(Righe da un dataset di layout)
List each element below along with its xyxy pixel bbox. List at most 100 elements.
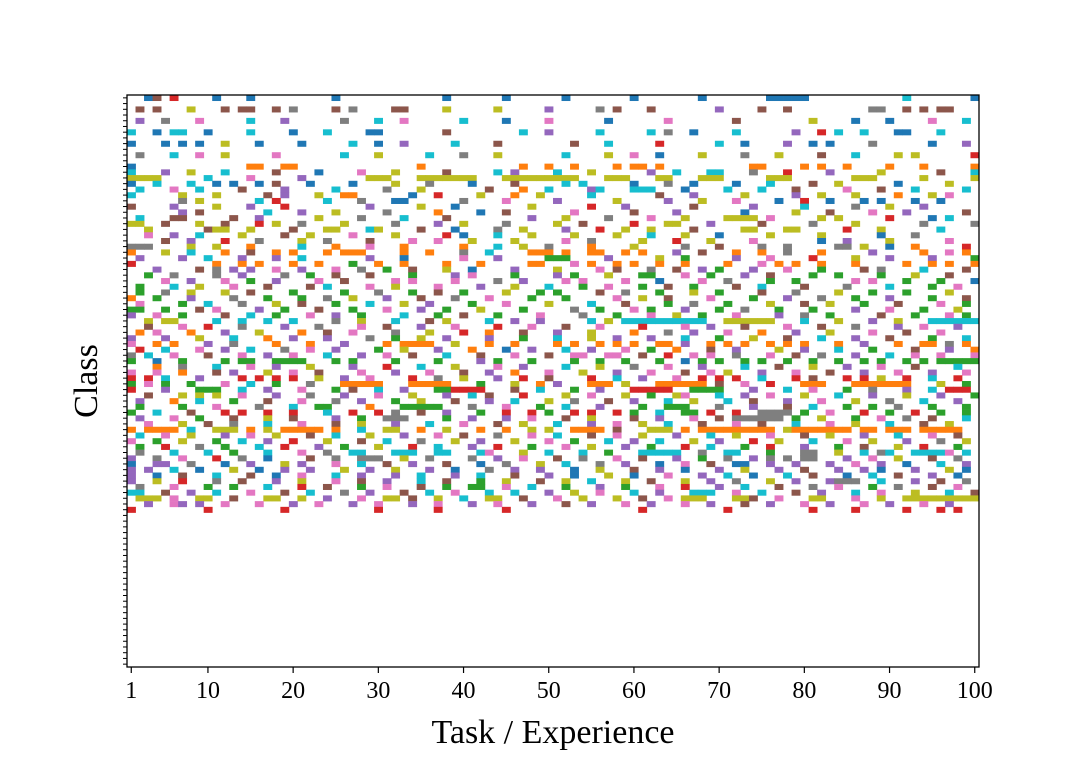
heatmap-cell: [791, 186, 801, 193]
heatmap-cell: [212, 369, 222, 376]
heatmap-cell: [246, 432, 256, 439]
heatmap-cell: [365, 283, 375, 290]
heatmap-cell: [254, 466, 264, 473]
heatmap-cell: [186, 461, 196, 468]
heatmap-cell: [800, 409, 809, 416]
heatmap-cell: [399, 449, 409, 456]
heatmap-cell: [178, 438, 188, 445]
heatmap-cell: [195, 375, 205, 382]
heatmap-cell: [672, 455, 682, 462]
heatmap-cell: [570, 386, 579, 393]
heatmap-cell: [953, 318, 963, 325]
heatmap-cell: [638, 421, 648, 428]
heatmap-cell: [723, 398, 733, 405]
heatmap-cell: [851, 415, 861, 422]
heatmap-cell: [859, 381, 869, 388]
heatmap-cell: [885, 283, 895, 290]
heatmap-cell: [237, 392, 247, 399]
heatmap-cell: [246, 426, 256, 433]
heatmap-cell: [961, 266, 971, 273]
heatmap-cell: [425, 329, 435, 336]
heatmap-cell: [936, 169, 946, 176]
heatmap-cell: [919, 306, 929, 313]
heatmap-cell: [808, 140, 818, 147]
heatmap-cell: [961, 209, 971, 216]
heatmap-cell: [646, 215, 656, 222]
heatmap-cell: [484, 495, 494, 502]
heatmap-cell: [220, 329, 230, 336]
heatmap-cell: [621, 300, 631, 307]
heatmap-cell: [195, 346, 205, 353]
heatmap-cell: [144, 175, 153, 182]
heatmap-cell: [578, 495, 588, 502]
heatmap-cell: [706, 489, 716, 496]
heatmap-cell: [706, 340, 716, 347]
heatmap-cell: [936, 478, 946, 485]
heatmap-cell: [493, 312, 503, 319]
heatmap-cell: [621, 226, 631, 233]
heatmap-cell: [169, 186, 179, 193]
heatmap-cell: [544, 283, 554, 290]
heatmap-cell: [169, 129, 179, 136]
heatmap-cell: [689, 381, 699, 388]
heatmap-cell: [186, 426, 196, 433]
heatmap-cell: [834, 340, 844, 347]
heatmap-cell: [731, 449, 741, 456]
heatmap-cell: [663, 449, 673, 456]
heatmap-cell: [416, 323, 426, 330]
heatmap-cell: [280, 232, 290, 239]
heatmap-cell: [493, 358, 503, 365]
heatmap-cell: [433, 432, 443, 439]
heatmap-cell: [817, 415, 827, 422]
heatmap-cell: [587, 501, 596, 508]
heatmap-cell: [348, 295, 358, 302]
heatmap-cell: [859, 300, 869, 307]
heatmap-cell: [152, 312, 162, 319]
heatmap-cell: [646, 335, 656, 342]
heatmap-cell: [621, 289, 631, 296]
heatmap-cell: [297, 386, 307, 393]
heatmap-cell: [817, 249, 827, 256]
heatmap-cell: [195, 398, 205, 405]
heatmap-cell: [442, 106, 452, 113]
heatmap-cell: [817, 295, 827, 302]
heatmap-cell: [936, 329, 946, 336]
heatmap-cell: [689, 180, 699, 187]
heatmap-cell: [731, 215, 741, 222]
heatmap-cell: [152, 438, 162, 445]
heatmap-cell: [544, 255, 554, 262]
heatmap-cell: [578, 455, 588, 462]
heatmap-cell: [587, 346, 596, 353]
heatmap-cell: [195, 466, 205, 473]
heatmap-cell: [740, 501, 750, 508]
heatmap-cell: [391, 335, 401, 342]
heatmap-cell: [144, 381, 153, 388]
heatmap-cell: [646, 272, 656, 279]
heatmap-cell: [127, 461, 136, 468]
heatmap-cell: [851, 495, 861, 502]
heatmap-cell: [646, 226, 656, 233]
heatmap-cell: [825, 369, 835, 376]
heatmap-cell: [322, 197, 332, 204]
heatmap-cell: [714, 289, 724, 296]
heatmap-cell: [459, 175, 469, 182]
heatmap-cell: [953, 472, 963, 479]
heatmap-cell: [493, 140, 503, 147]
heatmap-cell: [561, 278, 571, 285]
heatmap-cell: [953, 506, 963, 513]
heatmap-cell: [195, 306, 205, 313]
heatmap-cell: [288, 426, 298, 433]
heatmap-cell: [672, 238, 682, 245]
heatmap-cell: [604, 272, 614, 279]
heatmap-cell: [203, 340, 213, 347]
heatmap-cell: [450, 466, 460, 473]
heatmap-cell: [655, 278, 665, 285]
heatmap-cell: [357, 483, 366, 490]
heatmap-cell: [680, 272, 690, 279]
heatmap-cell: [885, 238, 895, 245]
heatmap-cell: [365, 300, 375, 307]
heatmap-cell: [587, 381, 596, 388]
heatmap-cell: [680, 318, 690, 325]
heatmap-cell: [672, 318, 682, 325]
heatmap-cell: [731, 180, 741, 187]
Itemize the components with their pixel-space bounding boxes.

▶ IL TUO COMPITO
Ricopia parola per parola tutti i record qui sopra, lasciando fuori le immagini.

▶ SOLUZIONE DELL'ESERCIZIO
List each element below along with its xyxy pixel bbox. List at most 100 elements.
heatmap-cell: [791, 186, 801, 193]
heatmap-cell: [212, 369, 222, 376]
heatmap-cell: [246, 432, 256, 439]
heatmap-cell: [365, 283, 375, 290]
heatmap-cell: [254, 466, 264, 473]
heatmap-cell: [186, 461, 196, 468]
heatmap-cell: [800, 409, 809, 416]
heatmap-cell: [399, 449, 409, 456]
heatmap-cell: [178, 438, 188, 445]
heatmap-cell: [195, 375, 205, 382]
heatmap-cell: [672, 455, 682, 462]
heatmap-cell: [570, 386, 579, 393]
heatmap-cell: [953, 318, 963, 325]
heatmap-cell: [638, 421, 648, 428]
heatmap-cell: [723, 398, 733, 405]
heatmap-cell: [851, 415, 861, 422]
heatmap-cell: [859, 381, 869, 388]
heatmap-cell: [885, 283, 895, 290]
heatmap-cell: [237, 392, 247, 399]
heatmap-cell: [246, 426, 256, 433]
heatmap-cell: [961, 266, 971, 273]
heatmap-cell: [425, 329, 435, 336]
heatmap-cell: [936, 169, 946, 176]
heatmap-cell: [919, 306, 929, 313]
heatmap-cell: [808, 140, 818, 147]
heatmap-cell: [961, 209, 971, 216]
heatmap-cell: [646, 215, 656, 222]
heatmap-cell: [484, 495, 494, 502]
heatmap-cell: [220, 329, 230, 336]
heatmap-cell: [621, 300, 631, 307]
heatmap-cell: [195, 346, 205, 353]
heatmap-cell: [144, 175, 153, 182]
heatmap-cell: [578, 495, 588, 502]
heatmap-cell: [706, 489, 716, 496]
heatmap-cell: [706, 340, 716, 347]
heatmap-cell: [936, 478, 946, 485]
heatmap-cell: [493, 312, 503, 319]
heatmap-cell: [621, 226, 631, 233]
heatmap-cell: [169, 186, 179, 193]
heatmap-cell: [544, 283, 554, 290]
heatmap-cell: [169, 129, 179, 136]
heatmap-cell: [689, 381, 699, 388]
heatmap-cell: [186, 426, 196, 433]
heatmap-cell: [834, 340, 844, 347]
heatmap-cell: [731, 449, 741, 456]
heatmap-cell: [663, 449, 673, 456]
heatmap-cell: [416, 323, 426, 330]
heatmap-cell: [280, 232, 290, 239]
heatmap-cell: [493, 358, 503, 365]
heatmap-cell: [433, 432, 443, 439]
heatmap-cell: [817, 415, 827, 422]
heatmap-cell: [587, 501, 596, 508]
heatmap-cell: [348, 295, 358, 302]
heatmap-cell: [859, 300, 869, 307]
heatmap-cell: [152, 312, 162, 319]
heatmap-cell: [646, 335, 656, 342]
heatmap-cell: [621, 289, 631, 296]
heatmap-cell: [297, 386, 307, 393]
heatmap-cell: [817, 249, 827, 256]
heatmap-cell: [195, 398, 205, 405]
heatmap-cell: [442, 106, 452, 113]
heatmap-cell: [817, 295, 827, 302]
heatmap-cell: [936, 329, 946, 336]
heatmap-cell: [689, 180, 699, 187]
heatmap-cell: [731, 215, 741, 222]
heatmap-cell: [152, 438, 162, 445]
heatmap-cell: [544, 255, 554, 262]
heatmap-cell: [578, 455, 588, 462]
heatmap-cell: [587, 346, 596, 353]
heatmap-cell: [195, 466, 205, 473]
heatmap-cell: [740, 501, 750, 508]
heatmap-cell: [391, 335, 401, 342]
heatmap-cell: [144, 381, 153, 388]
heatmap-cell: [646, 272, 656, 279]
heatmap-cell: [127, 461, 136, 468]
heatmap-cell: [851, 495, 861, 502]
heatmap-cell: [646, 226, 656, 233]
heatmap-cell: [825, 369, 835, 376]
heatmap-cell: [322, 197, 332, 204]
heatmap-cell: [714, 289, 724, 296]
heatmap-cell: [459, 175, 469, 182]
heatmap-cell: [953, 472, 963, 479]
heatmap-cell: [493, 140, 503, 147]
heatmap-cell: [561, 278, 571, 285]
heatmap-cell: [953, 506, 963, 513]
heatmap-cell: [195, 306, 205, 313]
heatmap-cell: [288, 426, 298, 433]
heatmap-cell: [672, 238, 682, 245]
heatmap-cell: [604, 272, 614, 279]
heatmap-cell: [203, 340, 213, 347]
heatmap-cell: [450, 466, 460, 473]
heatmap-cell: [655, 278, 665, 285]
heatmap-cell: [357, 483, 366, 490]
heatmap-cell: [680, 272, 690, 279]
heatmap-cell: [885, 238, 895, 245]
heatmap-cell: [365, 300, 375, 307]
heatmap-cell: [587, 381, 596, 388]
heatmap-cell: [680, 318, 690, 325]
heatmap-cell: [672, 318, 682, 325]
heatmap-cell: [731, 180, 741, 187]
Itemize the components with their pixel-space bounding boxes.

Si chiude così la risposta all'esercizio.